Given problem » Tell how many lines in these records contain the string "Converted", with only the number as the reply.

Supplied information »
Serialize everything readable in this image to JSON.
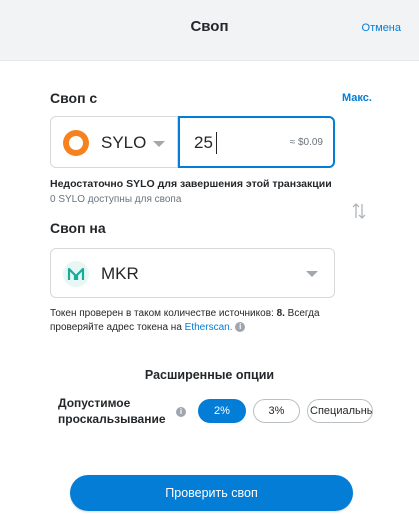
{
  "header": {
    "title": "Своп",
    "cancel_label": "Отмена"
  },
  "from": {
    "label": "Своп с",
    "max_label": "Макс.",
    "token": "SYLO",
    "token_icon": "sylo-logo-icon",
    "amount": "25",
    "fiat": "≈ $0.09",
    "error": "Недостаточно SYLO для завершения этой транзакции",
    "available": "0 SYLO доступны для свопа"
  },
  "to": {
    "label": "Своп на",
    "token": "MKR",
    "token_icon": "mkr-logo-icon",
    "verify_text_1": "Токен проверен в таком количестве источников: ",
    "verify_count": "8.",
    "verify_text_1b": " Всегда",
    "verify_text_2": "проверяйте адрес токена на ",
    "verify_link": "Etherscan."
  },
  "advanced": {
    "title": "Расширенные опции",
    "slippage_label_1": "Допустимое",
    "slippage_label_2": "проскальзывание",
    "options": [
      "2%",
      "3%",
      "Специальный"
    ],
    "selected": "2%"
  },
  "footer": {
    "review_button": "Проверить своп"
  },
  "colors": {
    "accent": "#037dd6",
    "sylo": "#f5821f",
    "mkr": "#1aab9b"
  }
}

==

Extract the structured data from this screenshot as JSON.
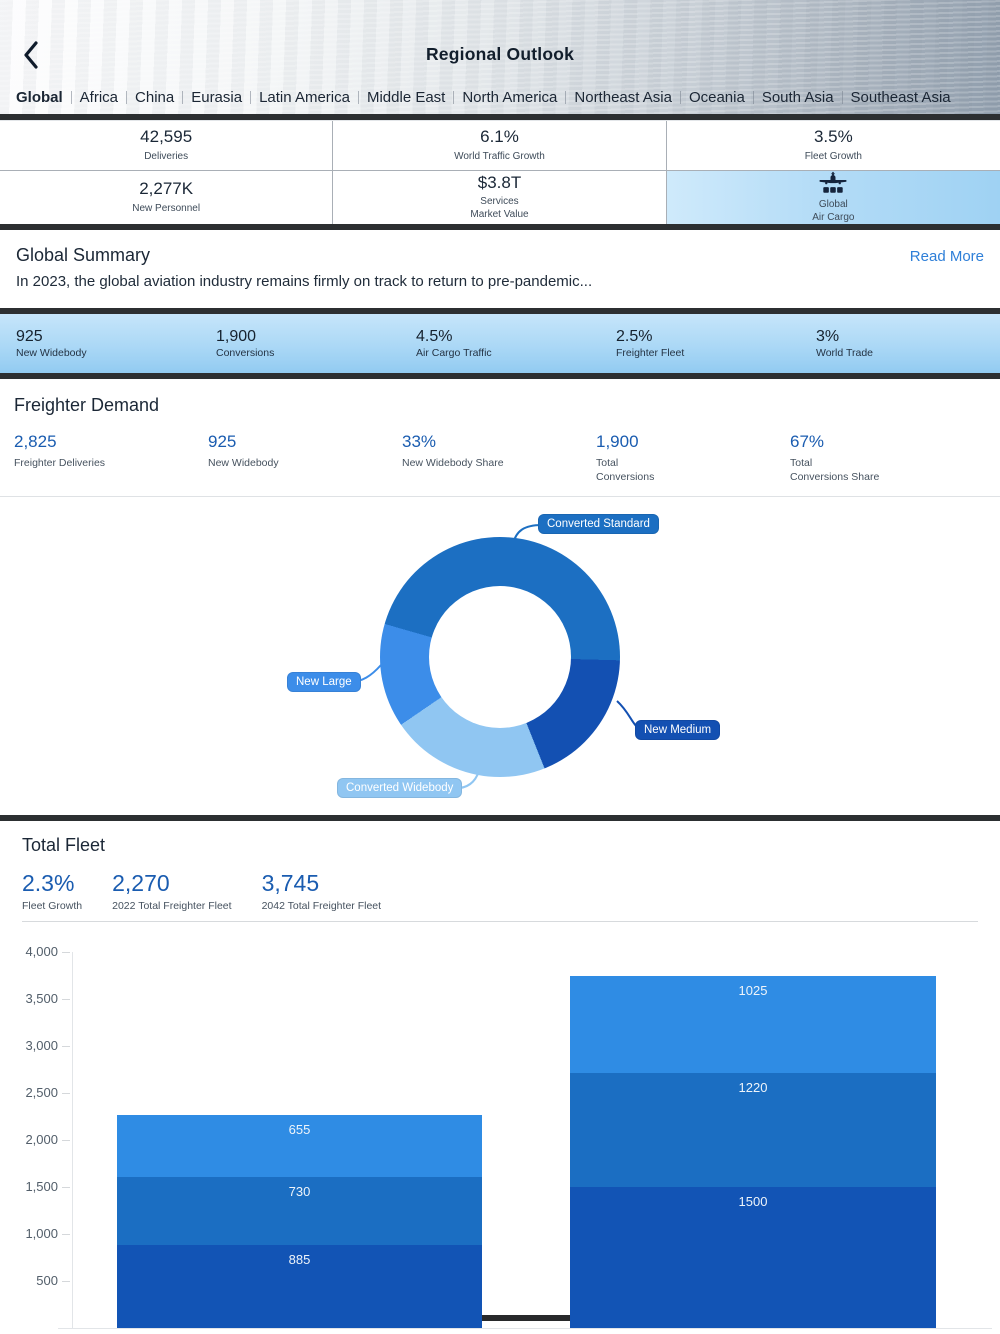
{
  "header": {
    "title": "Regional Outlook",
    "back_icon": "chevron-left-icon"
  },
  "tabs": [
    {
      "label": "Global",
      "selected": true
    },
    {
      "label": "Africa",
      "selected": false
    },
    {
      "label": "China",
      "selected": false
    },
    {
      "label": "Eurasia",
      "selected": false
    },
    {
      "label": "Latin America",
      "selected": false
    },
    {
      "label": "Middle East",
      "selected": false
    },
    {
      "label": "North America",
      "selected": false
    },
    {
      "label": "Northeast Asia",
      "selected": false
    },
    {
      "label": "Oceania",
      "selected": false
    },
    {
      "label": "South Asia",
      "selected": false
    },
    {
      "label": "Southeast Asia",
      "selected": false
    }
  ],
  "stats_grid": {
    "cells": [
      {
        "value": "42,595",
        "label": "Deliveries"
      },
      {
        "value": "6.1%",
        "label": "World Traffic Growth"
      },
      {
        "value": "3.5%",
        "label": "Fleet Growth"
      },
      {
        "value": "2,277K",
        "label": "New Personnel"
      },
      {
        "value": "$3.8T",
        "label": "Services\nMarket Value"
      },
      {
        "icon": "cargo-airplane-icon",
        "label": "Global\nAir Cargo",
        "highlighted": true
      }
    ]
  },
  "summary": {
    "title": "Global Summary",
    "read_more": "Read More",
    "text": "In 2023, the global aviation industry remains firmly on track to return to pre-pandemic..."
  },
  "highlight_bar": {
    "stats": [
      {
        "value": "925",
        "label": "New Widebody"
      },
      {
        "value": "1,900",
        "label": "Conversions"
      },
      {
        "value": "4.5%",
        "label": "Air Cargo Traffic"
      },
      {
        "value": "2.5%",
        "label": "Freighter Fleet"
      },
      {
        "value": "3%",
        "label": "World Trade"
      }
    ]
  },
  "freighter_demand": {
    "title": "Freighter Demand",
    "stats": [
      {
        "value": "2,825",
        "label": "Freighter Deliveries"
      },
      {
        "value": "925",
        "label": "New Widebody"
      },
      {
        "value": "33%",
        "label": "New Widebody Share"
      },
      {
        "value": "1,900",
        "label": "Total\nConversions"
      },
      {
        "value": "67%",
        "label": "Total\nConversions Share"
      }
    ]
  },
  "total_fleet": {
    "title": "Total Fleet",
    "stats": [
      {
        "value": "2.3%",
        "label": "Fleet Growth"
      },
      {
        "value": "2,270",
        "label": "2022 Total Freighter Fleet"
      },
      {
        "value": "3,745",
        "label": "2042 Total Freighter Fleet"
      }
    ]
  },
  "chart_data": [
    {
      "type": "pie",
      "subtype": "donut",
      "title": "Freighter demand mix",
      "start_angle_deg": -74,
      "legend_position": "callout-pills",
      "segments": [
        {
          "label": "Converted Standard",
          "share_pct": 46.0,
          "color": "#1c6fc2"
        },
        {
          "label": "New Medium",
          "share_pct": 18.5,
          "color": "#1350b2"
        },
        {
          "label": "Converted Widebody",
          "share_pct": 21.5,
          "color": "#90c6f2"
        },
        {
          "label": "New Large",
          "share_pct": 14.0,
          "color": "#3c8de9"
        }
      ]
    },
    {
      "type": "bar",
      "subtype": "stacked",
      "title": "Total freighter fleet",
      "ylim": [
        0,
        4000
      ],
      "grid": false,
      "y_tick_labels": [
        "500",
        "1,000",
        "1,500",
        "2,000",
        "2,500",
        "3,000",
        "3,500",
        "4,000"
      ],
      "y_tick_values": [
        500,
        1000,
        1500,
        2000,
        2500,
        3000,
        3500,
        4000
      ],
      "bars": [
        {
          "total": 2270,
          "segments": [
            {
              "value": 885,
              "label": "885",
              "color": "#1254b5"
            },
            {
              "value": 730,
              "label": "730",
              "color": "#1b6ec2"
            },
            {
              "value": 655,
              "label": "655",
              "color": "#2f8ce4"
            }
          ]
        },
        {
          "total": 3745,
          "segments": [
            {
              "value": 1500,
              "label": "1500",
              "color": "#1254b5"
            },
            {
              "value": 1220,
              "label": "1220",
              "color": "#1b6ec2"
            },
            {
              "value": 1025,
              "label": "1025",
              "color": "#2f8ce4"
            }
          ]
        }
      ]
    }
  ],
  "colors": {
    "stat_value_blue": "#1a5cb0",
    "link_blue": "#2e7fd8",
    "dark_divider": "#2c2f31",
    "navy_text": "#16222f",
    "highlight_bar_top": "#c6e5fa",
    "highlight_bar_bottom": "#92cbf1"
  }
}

Solved problem » 2